Aim: Find every line in the records below that holds the word "店面房屋租赁合同", and copy each one.

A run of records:
-*-
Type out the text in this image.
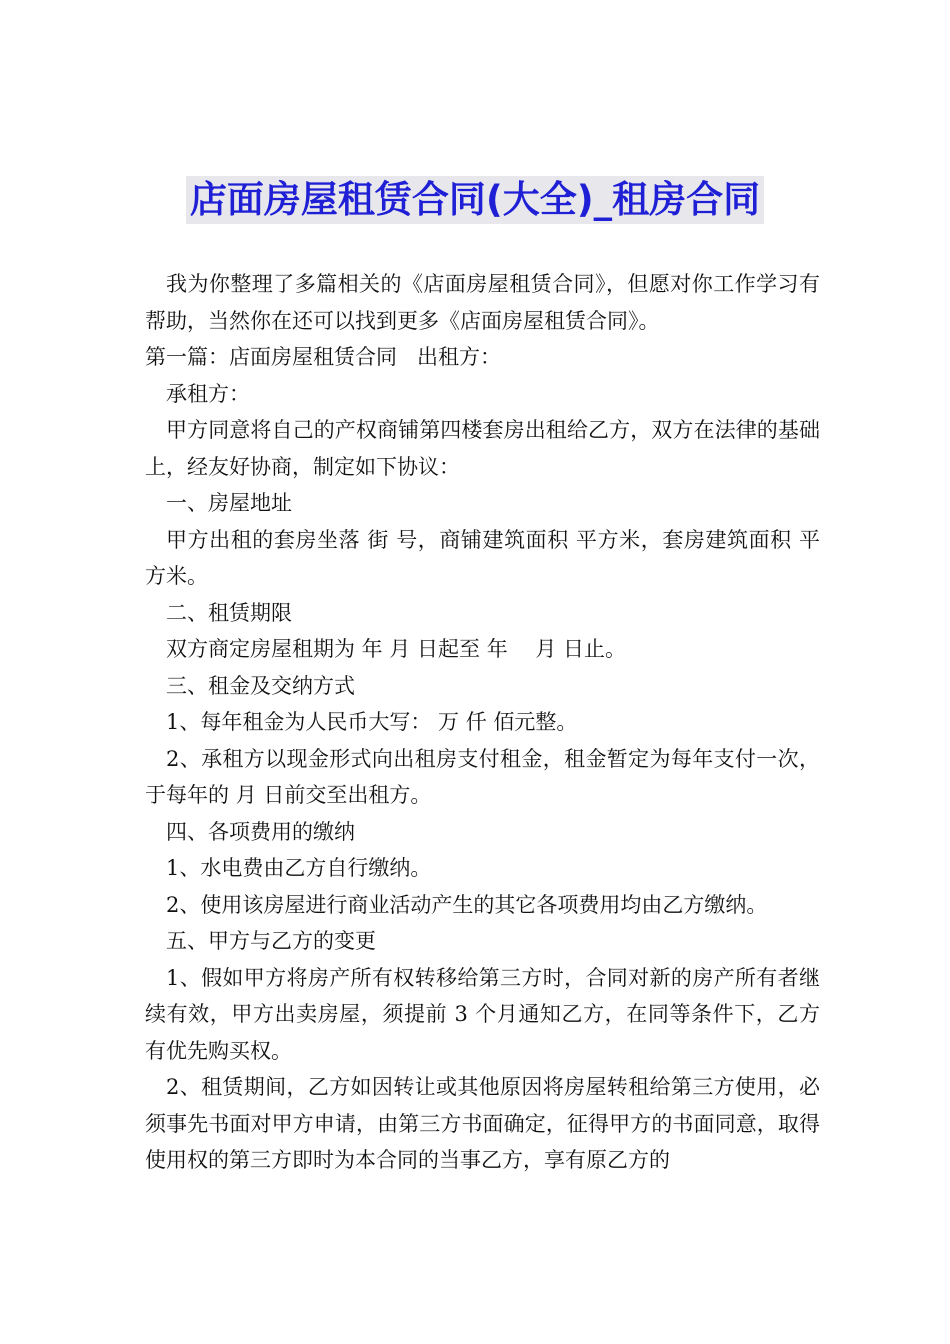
店面房屋租赁合同(大全)_租房合同

我为你整理了多篇相关的《店面房屋租赁合同》，但愿对你工作学习有帮助，当然你在还可以找到更多《店面房屋租赁合同》。

第一篇：店面房屋租赁合同 出租方：

承租方：

甲方同意将自己的产权商铺第四楼套房出租给乙方，双方在法律的基础上，经友好协商，制定如下协议：

一、房屋地址

甲方出租的套房坐落 街 号，商铺建筑面积 平方米，套房建筑面积 平方米。

二、租赁期限

双方商定房屋租期为 年 月 日起至 年　 月 日止。

三、租金及交纳方式

1、每年租金为人民币大写： 万 仟 佰元整。

2、承租方以现金形式向出租房支付租金，租金暂定为每年支付一次，于每年的 月 日前交至出租方。

四、各项费用的缴纳

1、水电费由乙方自行缴纳。

2、使用该房屋进行商业活动产生的其它各项费用均由乙方缴纳。

五、甲方与乙方的变更

1、假如甲方将房产所有权转移给第三方时，合同对新的房产所有者继续有效，甲方出卖房屋，须提前 3 个月通知乙方，在同等条件下，乙方有优先购买权。

2、租赁期间，乙方如因转让或其他原因将房屋转租给第三方使用，必须事先书面对甲方申请，由第三方书面确定，征得甲方的书面同意，取得使用权的第三方即时为本合同的当事乙方，享有原乙方的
-*-
Task solution:
店面房屋租赁合同(大全)_租房合同
我为你整理了多篇相关的《店面房屋租赁合同》，但愿对你工作学习有帮助，当然你在还可以找到更多《店面房屋租赁合同》。
第一篇：店面房屋租赁合同 出租方：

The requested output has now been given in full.